* [Records supplied]
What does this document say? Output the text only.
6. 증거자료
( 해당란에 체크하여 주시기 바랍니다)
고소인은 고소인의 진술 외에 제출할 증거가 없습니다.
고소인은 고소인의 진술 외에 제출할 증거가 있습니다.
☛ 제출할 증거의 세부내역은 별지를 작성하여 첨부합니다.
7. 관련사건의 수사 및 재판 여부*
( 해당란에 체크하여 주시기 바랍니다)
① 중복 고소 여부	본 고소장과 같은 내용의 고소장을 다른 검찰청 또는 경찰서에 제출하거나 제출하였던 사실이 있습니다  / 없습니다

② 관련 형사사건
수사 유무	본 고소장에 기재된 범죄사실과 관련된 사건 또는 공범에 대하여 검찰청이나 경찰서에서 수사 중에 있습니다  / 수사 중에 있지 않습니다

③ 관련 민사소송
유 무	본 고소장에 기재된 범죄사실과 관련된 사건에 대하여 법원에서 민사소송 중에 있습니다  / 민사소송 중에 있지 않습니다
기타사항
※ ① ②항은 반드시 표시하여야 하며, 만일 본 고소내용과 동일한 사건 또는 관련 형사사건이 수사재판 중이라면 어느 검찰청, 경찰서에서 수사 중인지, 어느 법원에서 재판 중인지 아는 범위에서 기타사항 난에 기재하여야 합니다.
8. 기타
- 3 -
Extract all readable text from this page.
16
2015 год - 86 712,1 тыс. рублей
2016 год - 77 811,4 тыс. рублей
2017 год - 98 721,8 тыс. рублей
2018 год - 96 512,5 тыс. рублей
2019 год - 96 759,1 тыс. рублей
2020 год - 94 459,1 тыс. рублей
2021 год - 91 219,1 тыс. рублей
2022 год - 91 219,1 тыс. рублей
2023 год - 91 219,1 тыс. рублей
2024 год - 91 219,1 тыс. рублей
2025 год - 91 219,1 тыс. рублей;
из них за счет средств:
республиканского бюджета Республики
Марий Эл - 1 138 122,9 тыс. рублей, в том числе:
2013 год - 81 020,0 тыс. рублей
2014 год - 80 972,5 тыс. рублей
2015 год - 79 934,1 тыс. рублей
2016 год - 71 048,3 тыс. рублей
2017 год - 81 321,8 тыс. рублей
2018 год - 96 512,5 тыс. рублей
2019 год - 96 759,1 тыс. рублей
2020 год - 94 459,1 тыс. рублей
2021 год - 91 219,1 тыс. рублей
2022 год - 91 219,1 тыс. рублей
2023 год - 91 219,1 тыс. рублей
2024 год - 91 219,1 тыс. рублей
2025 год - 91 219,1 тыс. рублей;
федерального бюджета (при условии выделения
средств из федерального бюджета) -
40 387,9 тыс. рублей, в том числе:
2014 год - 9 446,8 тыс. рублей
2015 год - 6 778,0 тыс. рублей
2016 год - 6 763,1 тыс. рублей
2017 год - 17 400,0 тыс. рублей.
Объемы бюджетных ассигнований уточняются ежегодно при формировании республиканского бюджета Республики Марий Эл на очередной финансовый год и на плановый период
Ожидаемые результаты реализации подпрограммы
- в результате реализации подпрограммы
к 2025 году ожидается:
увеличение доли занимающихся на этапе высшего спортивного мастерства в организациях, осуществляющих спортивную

* [Your objective]
Take the entries above and transcribe them in full.

* [Written response]
What does this document say? Output the text only.
6. 증거자료
( 해당란에 체크하여 주시기 바랍니다)
고소인은 고소인의 진술 외에 제출할 증거가 없습니다.
고소인은 고소인의 진술 외에 제출할 증거가 있습니다.
☛ 제출할 증거의 세부내역은 별지를 작성하여 첨부합니다.
7. 관련사건의 수사 및 재판 여부*
( 해당란에 체크하여 주시기 바랍니다)
① 중복 고소 여부	본 고소장과 같은 내용의 고소장을 다른 검찰청 또는 경찰서에 제출하거나 제출하였던 사실이 있습니다  / 없습니다

② 관련 형사사건
수사 유무	본 고소장에 기재된 범죄사실과 관련된 사건 또는 공범에 대하여 검찰청이나 경찰서에서 수사 중에 있습니다  / 수사 중에 있지 않습니다

③ 관련 민사소송
유 무	본 고소장에 기재된 범죄사실과 관련된 사건에 대하여 법원에서 민사소송 중에 있습니다  / 민사소송 중에 있지 않습니다
기타사항
※ ① ②항은 반드시 표시하여야 하며, 만일 본 고소내용과 동일한 사건 또는 관련 형사사건이 수사재판 중이라면 어느 검찰청, 경찰서에서 수사 중인지, 어느 법원에서 재판 중인지 아는 범위에서 기타사항 난에 기재하여야 합니다.
8. 기타
- 3 -
Extract all readable text from this page.
16
2015 год - 86 712,1 тыс. рублей
2016 год - 77 811,4 тыс. рублей
2017 год - 98 721,8 тыс. рублей
2018 год - 96 512,5 тыс. рублей
2019 год - 96 759,1 тыс. рублей
2020 год - 94 459,1 тыс. рублей
2021 год - 91 219,1 тыс. рублей
2022 год - 91 219,1 тыс. рублей
2023 год - 91 219,1 тыс. рублей
2024 год - 91 219,1 тыс. рублей
2025 год - 91 219,1 тыс. рублей;
из них за счет средств:
республиканского бюджета Республики
Марий Эл - 1 138 122,9 тыс. рублей, в том числе:
2013 год - 81 020,0 тыс. рублей
2014 год - 80 972,5 тыс. рублей
2015 год - 79 934,1 тыс. рублей
2016 год - 71 048,3 тыс. рублей
2017 год - 81 321,8 тыс. рублей
2018 год - 96 512,5 тыс. рублей
2019 год - 96 759,1 тыс. рублей
2020 год - 94 459,1 тыс. рублей
2021 год - 91 219,1 тыс. рублей
2022 год - 91 219,1 тыс. рублей
2023 год - 91 219,1 тыс. рублей
2024 год - 91 219,1 тыс. рублей
2025 год - 91 219,1 тыс. рублей;
федерального бюджета (при условии выделения
средств из федерального бюджета) -
40 387,9 тыс. рублей, в том числе:
2014 год - 9 446,8 тыс. рублей
2015 год - 6 778,0 тыс. рублей
2016 год - 6 763,1 тыс. рублей
2017 год - 17 400,0 тыс. рублей.
Объемы бюджетных ассигнований уточняются ежегодно при формировании республиканского бюджета Республики Марий Эл на очередной финансовый год и на плановый период
Ожидаемые результаты реализации подпрограммы
- в результате реализации подпрограммы
к 2025 году ожидается:
увеличение доли занимающихся на этапе высшего спортивного мастерства в организациях, осуществляющих спортивную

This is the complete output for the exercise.